Exercise goal:
Quote every entry word for word.

Document content entries:
● ● ● ●

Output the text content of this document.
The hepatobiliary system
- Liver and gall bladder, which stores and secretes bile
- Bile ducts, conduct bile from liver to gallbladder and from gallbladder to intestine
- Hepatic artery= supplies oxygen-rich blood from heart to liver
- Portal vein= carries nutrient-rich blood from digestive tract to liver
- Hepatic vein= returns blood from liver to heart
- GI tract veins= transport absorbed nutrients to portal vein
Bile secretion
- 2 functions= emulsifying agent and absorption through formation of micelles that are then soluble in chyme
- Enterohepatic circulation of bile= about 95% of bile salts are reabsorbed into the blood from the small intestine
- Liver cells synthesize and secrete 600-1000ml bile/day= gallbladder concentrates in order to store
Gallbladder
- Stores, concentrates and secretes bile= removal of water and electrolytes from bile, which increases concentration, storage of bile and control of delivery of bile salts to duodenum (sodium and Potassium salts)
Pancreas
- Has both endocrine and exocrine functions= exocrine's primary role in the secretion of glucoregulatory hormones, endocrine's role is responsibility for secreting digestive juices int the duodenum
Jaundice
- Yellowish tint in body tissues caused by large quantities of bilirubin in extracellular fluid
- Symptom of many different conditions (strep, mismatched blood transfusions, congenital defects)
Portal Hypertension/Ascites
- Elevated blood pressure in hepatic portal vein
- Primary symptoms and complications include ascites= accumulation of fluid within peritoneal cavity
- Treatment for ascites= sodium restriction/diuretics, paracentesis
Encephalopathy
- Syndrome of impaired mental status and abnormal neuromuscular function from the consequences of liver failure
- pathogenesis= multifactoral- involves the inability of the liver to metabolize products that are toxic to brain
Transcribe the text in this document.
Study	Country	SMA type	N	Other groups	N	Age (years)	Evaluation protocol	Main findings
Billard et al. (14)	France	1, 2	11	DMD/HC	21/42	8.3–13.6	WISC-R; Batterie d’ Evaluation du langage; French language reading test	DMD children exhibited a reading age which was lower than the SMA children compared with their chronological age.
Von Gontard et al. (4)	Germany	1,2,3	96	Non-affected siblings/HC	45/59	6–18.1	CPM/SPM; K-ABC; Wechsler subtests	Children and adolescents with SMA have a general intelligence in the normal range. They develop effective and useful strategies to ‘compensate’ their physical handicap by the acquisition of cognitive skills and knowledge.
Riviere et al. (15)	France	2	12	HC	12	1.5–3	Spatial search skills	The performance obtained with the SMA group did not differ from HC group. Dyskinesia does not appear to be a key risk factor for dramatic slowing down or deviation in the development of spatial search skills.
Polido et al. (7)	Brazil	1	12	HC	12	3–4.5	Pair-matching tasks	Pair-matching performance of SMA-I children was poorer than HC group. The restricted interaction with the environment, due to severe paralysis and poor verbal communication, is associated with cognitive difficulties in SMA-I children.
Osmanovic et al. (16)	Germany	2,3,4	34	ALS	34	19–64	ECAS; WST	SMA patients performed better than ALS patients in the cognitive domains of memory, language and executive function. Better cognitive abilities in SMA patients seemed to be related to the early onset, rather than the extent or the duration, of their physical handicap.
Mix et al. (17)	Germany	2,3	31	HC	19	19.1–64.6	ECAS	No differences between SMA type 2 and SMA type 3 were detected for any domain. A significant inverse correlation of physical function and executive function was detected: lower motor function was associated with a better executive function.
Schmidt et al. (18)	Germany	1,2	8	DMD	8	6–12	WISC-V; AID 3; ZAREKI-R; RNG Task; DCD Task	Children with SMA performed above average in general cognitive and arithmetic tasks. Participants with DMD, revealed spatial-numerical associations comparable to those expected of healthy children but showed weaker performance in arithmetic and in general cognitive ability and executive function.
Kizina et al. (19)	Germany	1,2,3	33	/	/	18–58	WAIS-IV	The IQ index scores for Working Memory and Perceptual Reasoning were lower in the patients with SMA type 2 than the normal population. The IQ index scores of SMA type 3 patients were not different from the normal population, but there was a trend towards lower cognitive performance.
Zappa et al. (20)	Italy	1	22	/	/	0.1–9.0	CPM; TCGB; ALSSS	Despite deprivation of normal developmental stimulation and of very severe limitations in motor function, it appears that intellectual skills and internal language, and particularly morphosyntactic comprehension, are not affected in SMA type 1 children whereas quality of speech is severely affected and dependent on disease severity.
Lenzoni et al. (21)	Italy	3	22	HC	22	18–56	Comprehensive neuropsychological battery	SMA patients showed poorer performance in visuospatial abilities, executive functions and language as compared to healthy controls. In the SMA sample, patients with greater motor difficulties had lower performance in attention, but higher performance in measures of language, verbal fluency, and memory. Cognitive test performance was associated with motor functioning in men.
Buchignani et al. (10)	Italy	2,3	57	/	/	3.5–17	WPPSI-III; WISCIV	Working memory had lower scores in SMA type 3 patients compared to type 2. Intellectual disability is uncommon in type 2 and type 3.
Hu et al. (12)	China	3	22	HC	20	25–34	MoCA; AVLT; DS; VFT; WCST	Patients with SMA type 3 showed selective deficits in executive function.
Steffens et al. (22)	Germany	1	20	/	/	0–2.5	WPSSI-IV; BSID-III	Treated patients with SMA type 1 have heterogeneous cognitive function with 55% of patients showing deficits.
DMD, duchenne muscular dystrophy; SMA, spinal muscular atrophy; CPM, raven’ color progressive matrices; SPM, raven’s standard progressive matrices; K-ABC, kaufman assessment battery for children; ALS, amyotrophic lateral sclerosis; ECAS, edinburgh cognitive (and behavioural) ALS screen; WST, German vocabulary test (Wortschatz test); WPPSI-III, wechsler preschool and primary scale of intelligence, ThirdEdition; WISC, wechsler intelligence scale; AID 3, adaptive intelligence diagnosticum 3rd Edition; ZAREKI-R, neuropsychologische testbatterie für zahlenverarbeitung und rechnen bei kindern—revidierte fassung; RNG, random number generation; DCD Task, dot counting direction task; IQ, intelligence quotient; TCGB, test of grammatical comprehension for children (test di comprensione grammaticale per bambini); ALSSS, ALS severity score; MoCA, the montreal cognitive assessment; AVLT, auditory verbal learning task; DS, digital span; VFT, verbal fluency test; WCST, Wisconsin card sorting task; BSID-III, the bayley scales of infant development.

● ● ● ●

Completed exercise:
Output the text content of this document.
The hepatobiliary system
- Liver and gall bladder, which stores and secretes bile
- Bile ducts, conduct bile from liver to gallbladder and from gallbladder to intestine
- Hepatic artery= supplies oxygen-rich blood from heart to liver
- Portal vein= carries nutrient-rich blood from digestive tract to liver
- Hepatic vein= returns blood from liver to heart
- GI tract veins= transport absorbed nutrients to portal vein
Bile secretion
- 2 functions= emulsifying agent and absorption through formation of micelles that are then soluble in chyme
- Enterohepatic circulation of bile= about 95% of bile salts are reabsorbed into the blood from the small intestine
- Liver cells synthesize and secrete 600-1000ml bile/day= gallbladder concentrates in order to store
Gallbladder
- Stores, concentrates and secretes bile= removal of water and electrolytes from bile, which increases concentration, storage of bile and control of delivery of bile salts to duodenum (sodium and Potassium salts)
Pancreas
- Has both endocrine and exocrine functions= exocrine's primary role in the secretion of glucoregulatory hormones, endocrine's role is responsibility for secreting digestive juices int the duodenum
Jaundice
- Yellowish tint in body tissues caused by large quantities of bilirubin in extracellular fluid
- Symptom of many different conditions (strep, mismatched blood transfusions, congenital defects)
Portal Hypertension/Ascites
- Elevated blood pressure in hepatic portal vein
- Primary symptoms and complications include ascites= accumulation of fluid within peritoneal cavity
- Treatment for ascites= sodium restriction/diuretics, paracentesis
Encephalopathy
- Syndrome of impaired mental status and abnormal neuromuscular function from the consequences of liver failure
- pathogenesis= multifactoral- involves the inability of the liver to metabolize products that are toxic to brain
Transcribe the text in this document.
Study	Country	SMA type	N	Other groups	N	Age (years)	Evaluation protocol	Main findings
Billard et al. (14)	France	1, 2	11	DMD/HC	21/42	8.3–13.6	WISC-R; Batterie d’ Evaluation du langage; French language reading test	DMD children exhibited a reading age which was lower than the SMA children compared with their chronological age.
Von Gontard et al. (4)	Germany	1,2,3	96	Non-affected siblings/HC	45/59	6–18.1	CPM/SPM; K-ABC; Wechsler subtests	Children and adolescents with SMA have a general intelligence in the normal range. They develop effective and useful strategies to ‘compensate’ their physical handicap by the acquisition of cognitive skills and knowledge.
Riviere et al. (15)	France	2	12	HC	12	1.5–3	Spatial search skills	The performance obtained with the SMA group did not differ from HC group. Dyskinesia does not appear to be a key risk factor for dramatic slowing down or deviation in the development of spatial search skills.
Polido et al. (7)	Brazil	1	12	HC	12	3–4.5	Pair-matching tasks	Pair-matching performance of SMA-I children was poorer than HC group. The restricted interaction with the environment, due to severe paralysis and poor verbal communication, is associated with cognitive difficulties in SMA-I children.
Osmanovic et al. (16)	Germany	2,3,4	34	ALS	34	19–64	ECAS; WST	SMA patients performed better than ALS patients in the cognitive domains of memory, language and executive function. Better cognitive abilities in SMA patients seemed to be related to the early onset, rather than the extent or the duration, of their physical handicap.
Mix et al. (17)	Germany	2,3	31	HC	19	19.1–64.6	ECAS	No differences between SMA type 2 and SMA type 3 were detected for any domain. A significant inverse correlation of physical function and executive function was detected: lower motor function was associated with a better executive function.
Schmidt et al. (18)	Germany	1,2	8	DMD	8	6–12	WISC-V; AID 3; ZAREKI-R; RNG Task; DCD Task	Children with SMA performed above average in general cognitive and arithmetic tasks. Participants with DMD, revealed spatial-numerical associations comparable to those expected of healthy children but showed weaker performance in arithmetic and in general cognitive ability and executive function.
Kizina et al. (19)	Germany	1,2,3	33	/	/	18–58	WAIS-IV	The IQ index scores for Working Memory and Perceptual Reasoning were lower in the patients with SMA type 2 than the normal population. The IQ index scores of SMA type 3 patients were not different from the normal population, but there was a trend towards lower cognitive performance.
Zappa et al. (20)	Italy	1	22	/	/	0.1–9.0	CPM; TCGB; ALSSS	Despite deprivation of normal developmental stimulation and of very severe limitations in motor function, it appears that intellectual skills and internal language, and particularly morphosyntactic comprehension, are not affected in SMA type 1 children whereas quality of speech is severely affected and dependent on disease severity.
Lenzoni et al. (21)	Italy	3	22	HC	22	18–56	Comprehensive neuropsychological battery	SMA patients showed poorer performance in visuospatial abilities, executive functions and language as compared to healthy controls. In the SMA sample, patients with greater motor difficulties had lower performance in attention, but higher performance in measures of language, verbal fluency, and memory. Cognitive test performance was associated with motor functioning in men.
Buchignani et al. (10)	Italy	2,3	57	/	/	3.5–17	WPPSI-III; WISCIV	Working memory had lower scores in SMA type 3 patients compared to type 2. Intellectual disability is uncommon in type 2 and type 3.
Hu et al. (12)	China	3	22	HC	20	25–34	MoCA; AVLT; DS; VFT; WCST	Patients with SMA type 3 showed selective deficits in executive function.
Steffens et al. (22)	Germany	1	20	/	/	0–2.5	WPSSI-IV; BSID-III	Treated patients with SMA type 1 have heterogeneous cognitive function with 55% of patients showing deficits.
DMD, duchenne muscular dystrophy; SMA, spinal muscular atrophy; CPM, raven’ color progressive matrices; SPM, raven’s standard progressive matrices; K-ABC, kaufman assessment battery for children; ALS, amyotrophic lateral sclerosis; ECAS, edinburgh cognitive (and behavioural) ALS screen; WST, German vocabulary test (Wortschatz test); WPPSI-III, wechsler preschool and primary scale of intelligence, ThirdEdition; WISC, wechsler intelligence scale; AID 3, adaptive intelligence diagnosticum 3rd Edition; ZAREKI-R, neuropsychologische testbatterie für zahlenverarbeitung und rechnen bei kindern—revidierte fassung; RNG, random number generation; DCD Task, dot counting direction task; IQ, intelligence quotient; TCGB, test of grammatical comprehension for children (test di comprensione grammaticale per bambini); ALSSS, ALS severity score; MoCA, the montreal cognitive assessment; AVLT, auditory verbal learning task; DS, digital span; VFT, verbal fluency test; WCST, Wisconsin card sorting task; BSID-III, the bayley scales of infant development.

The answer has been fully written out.